§ Records for processing

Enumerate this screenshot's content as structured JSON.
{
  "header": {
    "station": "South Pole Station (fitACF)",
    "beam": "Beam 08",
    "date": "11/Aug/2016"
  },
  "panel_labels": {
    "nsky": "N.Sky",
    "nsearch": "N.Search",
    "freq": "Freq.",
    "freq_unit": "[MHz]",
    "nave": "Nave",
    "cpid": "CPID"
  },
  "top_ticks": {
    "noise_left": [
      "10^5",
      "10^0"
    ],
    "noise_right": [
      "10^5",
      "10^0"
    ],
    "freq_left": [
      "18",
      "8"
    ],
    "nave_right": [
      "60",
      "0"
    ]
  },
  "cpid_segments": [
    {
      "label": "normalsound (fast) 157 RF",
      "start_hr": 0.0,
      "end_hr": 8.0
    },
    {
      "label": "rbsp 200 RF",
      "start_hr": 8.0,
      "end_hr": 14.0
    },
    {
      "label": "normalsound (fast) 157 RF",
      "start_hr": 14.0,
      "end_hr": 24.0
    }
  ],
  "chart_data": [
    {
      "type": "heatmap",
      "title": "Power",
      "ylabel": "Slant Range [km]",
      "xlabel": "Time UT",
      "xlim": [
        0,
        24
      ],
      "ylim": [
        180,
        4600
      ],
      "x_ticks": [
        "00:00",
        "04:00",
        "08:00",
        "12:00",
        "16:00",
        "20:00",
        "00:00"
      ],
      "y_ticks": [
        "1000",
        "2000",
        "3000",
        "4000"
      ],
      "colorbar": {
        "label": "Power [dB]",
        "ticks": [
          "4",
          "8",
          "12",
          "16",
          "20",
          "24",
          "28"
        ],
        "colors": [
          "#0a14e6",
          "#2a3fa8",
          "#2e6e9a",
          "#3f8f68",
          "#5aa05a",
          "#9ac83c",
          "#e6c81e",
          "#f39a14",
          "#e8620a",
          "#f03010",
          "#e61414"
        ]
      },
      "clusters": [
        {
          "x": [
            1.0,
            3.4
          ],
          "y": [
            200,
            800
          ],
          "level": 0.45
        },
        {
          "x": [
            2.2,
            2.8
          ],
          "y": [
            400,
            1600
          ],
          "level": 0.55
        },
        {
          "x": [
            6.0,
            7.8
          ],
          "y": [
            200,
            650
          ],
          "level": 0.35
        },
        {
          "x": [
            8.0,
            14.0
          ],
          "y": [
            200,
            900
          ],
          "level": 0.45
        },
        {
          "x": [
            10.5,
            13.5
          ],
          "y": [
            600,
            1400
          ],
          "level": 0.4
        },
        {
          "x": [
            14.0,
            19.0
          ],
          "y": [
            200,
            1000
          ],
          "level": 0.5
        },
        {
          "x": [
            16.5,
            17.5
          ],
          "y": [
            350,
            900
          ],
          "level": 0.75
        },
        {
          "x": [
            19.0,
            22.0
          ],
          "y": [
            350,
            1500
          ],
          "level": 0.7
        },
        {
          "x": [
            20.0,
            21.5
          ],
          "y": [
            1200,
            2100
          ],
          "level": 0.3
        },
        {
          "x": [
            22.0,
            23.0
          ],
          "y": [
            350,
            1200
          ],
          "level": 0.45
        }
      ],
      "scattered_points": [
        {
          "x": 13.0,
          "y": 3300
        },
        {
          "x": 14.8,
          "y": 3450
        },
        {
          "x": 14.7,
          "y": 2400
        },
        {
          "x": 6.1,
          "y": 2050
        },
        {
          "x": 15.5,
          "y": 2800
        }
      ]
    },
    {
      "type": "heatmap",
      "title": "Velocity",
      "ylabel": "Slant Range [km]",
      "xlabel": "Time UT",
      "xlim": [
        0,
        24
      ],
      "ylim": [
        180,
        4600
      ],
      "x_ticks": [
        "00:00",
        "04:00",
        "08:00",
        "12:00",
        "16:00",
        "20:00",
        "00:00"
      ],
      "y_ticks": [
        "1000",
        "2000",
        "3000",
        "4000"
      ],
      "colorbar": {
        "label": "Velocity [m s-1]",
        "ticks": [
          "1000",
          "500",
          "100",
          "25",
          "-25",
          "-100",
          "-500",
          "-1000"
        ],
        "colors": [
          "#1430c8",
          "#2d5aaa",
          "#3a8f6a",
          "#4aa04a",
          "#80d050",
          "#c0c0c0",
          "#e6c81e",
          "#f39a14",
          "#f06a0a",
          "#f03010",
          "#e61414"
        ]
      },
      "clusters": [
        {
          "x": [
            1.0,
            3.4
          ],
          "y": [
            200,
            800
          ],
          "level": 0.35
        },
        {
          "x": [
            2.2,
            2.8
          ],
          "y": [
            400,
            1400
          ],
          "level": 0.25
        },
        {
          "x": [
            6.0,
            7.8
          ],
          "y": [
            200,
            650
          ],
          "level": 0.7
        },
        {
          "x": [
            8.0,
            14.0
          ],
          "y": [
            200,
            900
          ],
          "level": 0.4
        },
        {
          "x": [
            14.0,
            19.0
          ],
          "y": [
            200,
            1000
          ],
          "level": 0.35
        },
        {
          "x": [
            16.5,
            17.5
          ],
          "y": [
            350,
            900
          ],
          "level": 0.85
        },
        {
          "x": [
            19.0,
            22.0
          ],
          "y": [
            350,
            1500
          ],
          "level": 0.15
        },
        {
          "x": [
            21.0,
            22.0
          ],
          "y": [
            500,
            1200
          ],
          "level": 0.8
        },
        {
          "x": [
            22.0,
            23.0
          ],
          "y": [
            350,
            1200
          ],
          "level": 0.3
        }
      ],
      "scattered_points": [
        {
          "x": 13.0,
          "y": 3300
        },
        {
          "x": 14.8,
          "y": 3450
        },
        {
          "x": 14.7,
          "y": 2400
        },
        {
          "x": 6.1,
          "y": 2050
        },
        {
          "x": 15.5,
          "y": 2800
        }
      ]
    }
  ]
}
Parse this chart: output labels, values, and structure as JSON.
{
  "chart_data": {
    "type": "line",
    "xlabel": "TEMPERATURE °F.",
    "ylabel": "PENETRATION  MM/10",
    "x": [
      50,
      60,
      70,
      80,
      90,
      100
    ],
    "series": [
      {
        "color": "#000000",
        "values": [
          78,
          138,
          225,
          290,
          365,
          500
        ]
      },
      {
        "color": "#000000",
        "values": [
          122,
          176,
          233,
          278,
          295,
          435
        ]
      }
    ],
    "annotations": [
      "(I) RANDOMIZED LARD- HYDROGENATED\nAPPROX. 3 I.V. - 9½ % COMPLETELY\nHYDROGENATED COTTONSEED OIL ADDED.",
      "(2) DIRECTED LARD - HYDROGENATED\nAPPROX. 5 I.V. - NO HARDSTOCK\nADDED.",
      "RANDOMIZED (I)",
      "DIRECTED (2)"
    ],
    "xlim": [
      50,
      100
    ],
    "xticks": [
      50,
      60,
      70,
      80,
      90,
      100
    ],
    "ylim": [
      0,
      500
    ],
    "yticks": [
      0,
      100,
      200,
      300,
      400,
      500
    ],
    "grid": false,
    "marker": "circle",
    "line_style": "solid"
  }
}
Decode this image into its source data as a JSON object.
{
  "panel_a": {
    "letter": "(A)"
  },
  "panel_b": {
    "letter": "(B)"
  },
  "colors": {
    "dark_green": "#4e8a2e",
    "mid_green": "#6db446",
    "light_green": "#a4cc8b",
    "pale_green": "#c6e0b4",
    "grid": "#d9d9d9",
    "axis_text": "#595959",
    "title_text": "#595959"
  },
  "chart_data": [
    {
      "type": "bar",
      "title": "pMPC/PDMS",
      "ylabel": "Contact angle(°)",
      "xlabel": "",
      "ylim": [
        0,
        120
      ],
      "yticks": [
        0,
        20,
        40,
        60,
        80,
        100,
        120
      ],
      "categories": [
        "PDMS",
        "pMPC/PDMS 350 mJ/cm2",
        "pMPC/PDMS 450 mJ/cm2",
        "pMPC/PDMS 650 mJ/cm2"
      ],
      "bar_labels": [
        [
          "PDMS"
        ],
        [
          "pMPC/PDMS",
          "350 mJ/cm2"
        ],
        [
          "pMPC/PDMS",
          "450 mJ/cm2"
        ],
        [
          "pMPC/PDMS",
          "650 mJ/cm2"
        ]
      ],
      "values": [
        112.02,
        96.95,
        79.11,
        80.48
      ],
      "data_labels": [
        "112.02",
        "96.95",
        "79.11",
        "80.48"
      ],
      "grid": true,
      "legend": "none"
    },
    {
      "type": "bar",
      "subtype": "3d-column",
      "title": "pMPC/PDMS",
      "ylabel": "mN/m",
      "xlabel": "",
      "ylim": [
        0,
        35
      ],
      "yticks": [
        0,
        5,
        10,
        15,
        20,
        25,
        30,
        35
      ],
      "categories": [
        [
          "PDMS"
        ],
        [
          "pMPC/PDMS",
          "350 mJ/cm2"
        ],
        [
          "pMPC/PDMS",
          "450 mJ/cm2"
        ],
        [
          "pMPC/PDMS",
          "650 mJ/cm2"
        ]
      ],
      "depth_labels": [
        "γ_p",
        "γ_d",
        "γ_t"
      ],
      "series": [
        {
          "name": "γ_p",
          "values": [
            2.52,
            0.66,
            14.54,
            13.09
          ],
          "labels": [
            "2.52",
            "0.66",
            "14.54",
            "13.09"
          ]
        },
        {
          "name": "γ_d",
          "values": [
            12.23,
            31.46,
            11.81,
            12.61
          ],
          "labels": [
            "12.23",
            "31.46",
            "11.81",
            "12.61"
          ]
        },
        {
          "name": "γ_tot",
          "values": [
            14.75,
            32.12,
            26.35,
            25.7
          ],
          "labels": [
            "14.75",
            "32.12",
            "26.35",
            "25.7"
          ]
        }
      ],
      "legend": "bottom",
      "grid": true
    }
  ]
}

§ Description of the task
Find the lines containing "HYDROGENATED" and pull them out.

§ The output
      "(I) RANDOMIZED LARD- HYDROGENATED\nAPPROX. 3 I.V. - 9½ % COMPLETELY\nHYDROGENATED COTTONSEED OIL ADDED.",
      "(2) DIRECTED LARD - HYDROGENATED\nAPPROX. 5 I.V. - NO HARDSTOCK\nADDED.",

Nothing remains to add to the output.